§ What is needed:
Convert every line of the data below into a numbered list, leaving out any blank lines.

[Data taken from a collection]
━━━━━━━━
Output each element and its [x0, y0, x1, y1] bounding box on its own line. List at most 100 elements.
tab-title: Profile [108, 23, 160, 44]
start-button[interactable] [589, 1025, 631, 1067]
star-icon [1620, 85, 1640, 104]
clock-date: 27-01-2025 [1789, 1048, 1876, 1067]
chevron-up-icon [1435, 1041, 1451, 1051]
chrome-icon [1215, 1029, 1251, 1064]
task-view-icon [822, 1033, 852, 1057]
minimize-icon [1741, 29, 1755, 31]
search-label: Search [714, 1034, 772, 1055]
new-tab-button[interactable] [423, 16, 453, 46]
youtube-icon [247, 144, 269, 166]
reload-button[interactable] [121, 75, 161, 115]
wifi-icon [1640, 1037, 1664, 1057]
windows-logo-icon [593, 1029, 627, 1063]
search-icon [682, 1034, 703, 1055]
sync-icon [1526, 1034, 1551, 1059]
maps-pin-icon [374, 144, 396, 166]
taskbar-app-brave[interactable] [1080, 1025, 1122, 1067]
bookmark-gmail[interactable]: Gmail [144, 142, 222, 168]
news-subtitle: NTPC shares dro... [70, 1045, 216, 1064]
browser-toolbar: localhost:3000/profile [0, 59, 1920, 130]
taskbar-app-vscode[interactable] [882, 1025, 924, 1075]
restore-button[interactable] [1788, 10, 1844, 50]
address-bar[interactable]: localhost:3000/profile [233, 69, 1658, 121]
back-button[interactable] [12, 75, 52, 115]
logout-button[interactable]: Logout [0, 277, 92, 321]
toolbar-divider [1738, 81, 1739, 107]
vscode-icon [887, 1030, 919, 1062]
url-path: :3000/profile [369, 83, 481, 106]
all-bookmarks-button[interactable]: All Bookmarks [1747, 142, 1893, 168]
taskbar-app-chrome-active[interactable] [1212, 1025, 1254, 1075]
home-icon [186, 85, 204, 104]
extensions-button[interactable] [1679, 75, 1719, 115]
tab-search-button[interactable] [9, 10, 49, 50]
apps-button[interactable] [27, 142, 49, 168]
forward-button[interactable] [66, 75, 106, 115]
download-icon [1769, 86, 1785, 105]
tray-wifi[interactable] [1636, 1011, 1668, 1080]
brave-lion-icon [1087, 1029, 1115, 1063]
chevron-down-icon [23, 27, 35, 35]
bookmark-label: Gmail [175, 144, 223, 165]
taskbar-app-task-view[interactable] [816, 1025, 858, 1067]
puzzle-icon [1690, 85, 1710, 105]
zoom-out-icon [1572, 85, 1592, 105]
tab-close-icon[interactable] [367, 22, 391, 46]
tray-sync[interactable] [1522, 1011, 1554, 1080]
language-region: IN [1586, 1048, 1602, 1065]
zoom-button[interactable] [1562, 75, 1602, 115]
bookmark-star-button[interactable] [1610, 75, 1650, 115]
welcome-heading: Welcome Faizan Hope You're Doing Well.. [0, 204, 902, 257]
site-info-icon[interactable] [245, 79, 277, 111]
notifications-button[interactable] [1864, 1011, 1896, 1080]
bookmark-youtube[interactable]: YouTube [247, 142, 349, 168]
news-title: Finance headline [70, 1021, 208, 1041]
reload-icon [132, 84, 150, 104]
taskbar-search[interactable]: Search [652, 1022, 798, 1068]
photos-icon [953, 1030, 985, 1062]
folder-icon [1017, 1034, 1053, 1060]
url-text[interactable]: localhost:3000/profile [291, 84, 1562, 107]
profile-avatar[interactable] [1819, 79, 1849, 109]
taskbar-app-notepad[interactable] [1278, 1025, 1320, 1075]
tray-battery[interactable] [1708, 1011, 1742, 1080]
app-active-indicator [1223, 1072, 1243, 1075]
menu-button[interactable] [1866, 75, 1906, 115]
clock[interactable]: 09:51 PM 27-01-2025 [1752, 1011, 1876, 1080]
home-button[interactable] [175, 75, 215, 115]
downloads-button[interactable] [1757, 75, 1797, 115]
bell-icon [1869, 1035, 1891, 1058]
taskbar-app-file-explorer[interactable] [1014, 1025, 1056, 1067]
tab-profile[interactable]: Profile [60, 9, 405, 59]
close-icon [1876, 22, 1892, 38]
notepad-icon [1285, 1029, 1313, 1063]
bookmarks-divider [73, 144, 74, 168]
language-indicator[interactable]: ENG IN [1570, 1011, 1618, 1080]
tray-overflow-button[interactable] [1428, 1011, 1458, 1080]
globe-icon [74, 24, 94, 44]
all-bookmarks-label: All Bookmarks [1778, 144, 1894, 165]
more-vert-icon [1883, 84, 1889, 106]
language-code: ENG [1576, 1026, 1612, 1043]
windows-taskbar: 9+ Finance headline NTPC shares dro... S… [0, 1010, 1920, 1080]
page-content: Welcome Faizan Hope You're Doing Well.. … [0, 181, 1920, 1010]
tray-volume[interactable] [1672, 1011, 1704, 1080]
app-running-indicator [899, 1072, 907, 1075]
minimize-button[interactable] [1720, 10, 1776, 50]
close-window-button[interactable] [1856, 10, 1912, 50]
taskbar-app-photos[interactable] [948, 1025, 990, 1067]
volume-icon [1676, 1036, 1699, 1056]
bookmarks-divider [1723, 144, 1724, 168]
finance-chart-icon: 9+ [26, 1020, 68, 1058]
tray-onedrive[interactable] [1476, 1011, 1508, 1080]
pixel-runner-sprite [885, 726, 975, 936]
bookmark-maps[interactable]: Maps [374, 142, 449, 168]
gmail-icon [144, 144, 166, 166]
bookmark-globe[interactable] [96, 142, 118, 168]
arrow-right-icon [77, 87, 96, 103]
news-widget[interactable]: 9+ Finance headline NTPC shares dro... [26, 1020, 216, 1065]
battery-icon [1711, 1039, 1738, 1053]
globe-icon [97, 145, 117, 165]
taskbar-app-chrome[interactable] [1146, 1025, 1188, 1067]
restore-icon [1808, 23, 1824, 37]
━━━━━━━━
§ Result of this exercise:
1. Output each element and its [x0, y0, x1, y1] bounding box on its own line. List at most 100 elements.
2. tab-title: Profile [108, 23, 160, 44]
3. start-button[interactable] [589, 1025, 631, 1067]
4. star-icon [1620, 85, 1640, 104]
5. clock-date: 27-01-2025 [1789, 1048, 1876, 1067]
6. chevron-up-icon [1435, 1041, 1451, 1051]
7. chrome-icon [1215, 1029, 1251, 1064]
8. task-view-icon [822, 1033, 852, 1057]
9. minimize-icon [1741, 29, 1755, 31]
10. search-label: Search [714, 1034, 772, 1055]
11. new-tab-button[interactable] [423, 16, 453, 46]
12. youtube-icon [247, 144, 269, 166]
13. reload-button[interactable] [121, 75, 161, 115]
14. wifi-icon [1640, 1037, 1664, 1057]
15. windows-logo-icon [593, 1029, 627, 1063]
16. search-icon [682, 1034, 703, 1055]
17. sync-icon [1526, 1034, 1551, 1059]
18. maps-pin-icon [374, 144, 396, 166]
19. taskbar-app-brave[interactable] [1080, 1025, 1122, 1067]
20. bookmark-gmail[interactable]: Gmail [144, 142, 222, 168]
21. news-subtitle: NTPC shares dro... [70, 1045, 216, 1064]
22. browser-toolbar: localhost:3000/profile [0, 59, 1920, 130]
23. taskbar-app-vscode[interactable] [882, 1025, 924, 1075]
24. restore-button[interactable] [1788, 10, 1844, 50]
25. address-bar[interactable]: localhost:3000/profile [233, 69, 1658, 121]
26. back-button[interactable] [12, 75, 52, 115]
27. logout-button[interactable]: Logout [0, 277, 92, 321]
28. toolbar-divider [1738, 81, 1739, 107]
29. vscode-icon [887, 1030, 919, 1062]
30. url-path: :3000/profile [369, 83, 481, 106]
31. all-bookmarks-button[interactable]: All Bookmarks [1747, 142, 1893, 168]
32. taskbar-app-chrome-active[interactable] [1212, 1025, 1254, 1075]
33. home-icon [186, 85, 204, 104]
34. extensions-button[interactable] [1679, 75, 1719, 115]
35. tab-search-button[interactable] [9, 10, 49, 50]
36. apps-button[interactable] [27, 142, 49, 168]
37. forward-button[interactable] [66, 75, 106, 115]
38. download-icon [1769, 86, 1785, 105]
39. tray-wifi[interactable] [1636, 1011, 1668, 1080]
40. brave-lion-icon [1087, 1029, 1115, 1063]
41. chevron-down-icon [23, 27, 35, 35]
42. bookmark-label: Gmail [175, 144, 223, 165]
43. taskbar-app-task-view[interactable] [816, 1025, 858, 1067]
44. puzzle-icon [1690, 85, 1710, 105]
45. zoom-out-icon [1572, 85, 1592, 105]
46. tab-close-icon[interactable] [367, 22, 391, 46]
47. tray-sync[interactable] [1522, 1011, 1554, 1080]
48. language-region: IN [1586, 1048, 1602, 1065]
49. zoom-button[interactable] [1562, 75, 1602, 115]
50. bookmark-star-button[interactable] [1610, 75, 1650, 115]
51. welcome-heading: Welcome Faizan Hope You're Doing Well.. [0, 204, 902, 257]
52. site-info-icon[interactable] [245, 79, 277, 111]
53. notifications-button[interactable] [1864, 1011, 1896, 1080]
54. bookmark-youtube[interactable]: YouTube [247, 142, 349, 168]
55. news-title: Finance headline [70, 1021, 208, 1041]
56. reload-icon [132, 84, 150, 104]
57. taskbar-search[interactable]: Search [652, 1022, 798, 1068]
58. photos-icon [953, 1030, 985, 1062]
59. folder-icon [1017, 1034, 1053, 1060]
60. url-text[interactable]: localhost:3000/profile [291, 84, 1562, 107]
61. profile-avatar[interactable] [1819, 79, 1849, 109]
62. taskbar-app-notepad[interactable] [1278, 1025, 1320, 1075]
63. tray-battery[interactable] [1708, 1011, 1742, 1080]
64. app-active-indicator [1223, 1072, 1243, 1075]
65. menu-button[interactable] [1866, 75, 1906, 115]
66. clock[interactable]: 09:51 PM 27-01-2025 [1752, 1011, 1876, 1080]
67. home-button[interactable] [175, 75, 215, 115]
68. downloads-button[interactable] [1757, 75, 1797, 115]
69. bell-icon [1869, 1035, 1891, 1058]
70. taskbar-app-file-explorer[interactable] [1014, 1025, 1056, 1067]
71. tab-profile[interactable]: Profile [60, 9, 405, 59]
72. close-icon [1876, 22, 1892, 38]
73. notepad-icon [1285, 1029, 1313, 1063]
74. bookmarks-divider [73, 144, 74, 168]
75. language-indicator[interactable]: ENG IN [1570, 1011, 1618, 1080]
76. tray-overflow-button[interactable] [1428, 1011, 1458, 1080]
77. globe-icon [74, 24, 94, 44]
78. all-bookmarks-label: All Bookmarks [1778, 144, 1894, 165]
79. more-vert-icon [1883, 84, 1889, 106]
80. language-code: ENG [1576, 1026, 1612, 1043]
81. windows-taskbar: 9+ Finance headline NTPC shares dro... S… [0, 1010, 1920, 1080]
82. page-content: Welcome Faizan Hope You're Doing Well.. … [0, 181, 1920, 1010]
83. tray-volume[interactable] [1672, 1011, 1704, 1080]
84. app-running-indicator [899, 1072, 907, 1075]
85. minimize-button[interactable] [1720, 10, 1776, 50]
86. close-window-button[interactable] [1856, 10, 1912, 50]
87. taskbar-app-photos[interactable] [948, 1025, 990, 1067]
88. volume-icon [1676, 1036, 1699, 1056]
89. bookmarks-divider [1723, 144, 1724, 168]
90. finance-chart-icon: 9+ [26, 1020, 68, 1058]
91. tray-onedrive[interactable] [1476, 1011, 1508, 1080]
92. pixel-runner-sprite [885, 726, 975, 936]
93. bookmark-maps[interactable]: Maps [374, 142, 449, 168]
94. gmail-icon [144, 144, 166, 166]
95. bookmark-globe[interactable] [96, 142, 118, 168]
96. arrow-right-icon [77, 87, 96, 103]
97. news-widget[interactable]: 9+ Finance headline NTPC shares dro... [26, 1020, 216, 1065]
98. battery-icon [1711, 1039, 1738, 1053]
99. globe-icon [97, 145, 117, 165]
100. taskbar-app-chrome[interactable] [1146, 1025, 1188, 1067]
101. restore-icon [1808, 23, 1824, 37]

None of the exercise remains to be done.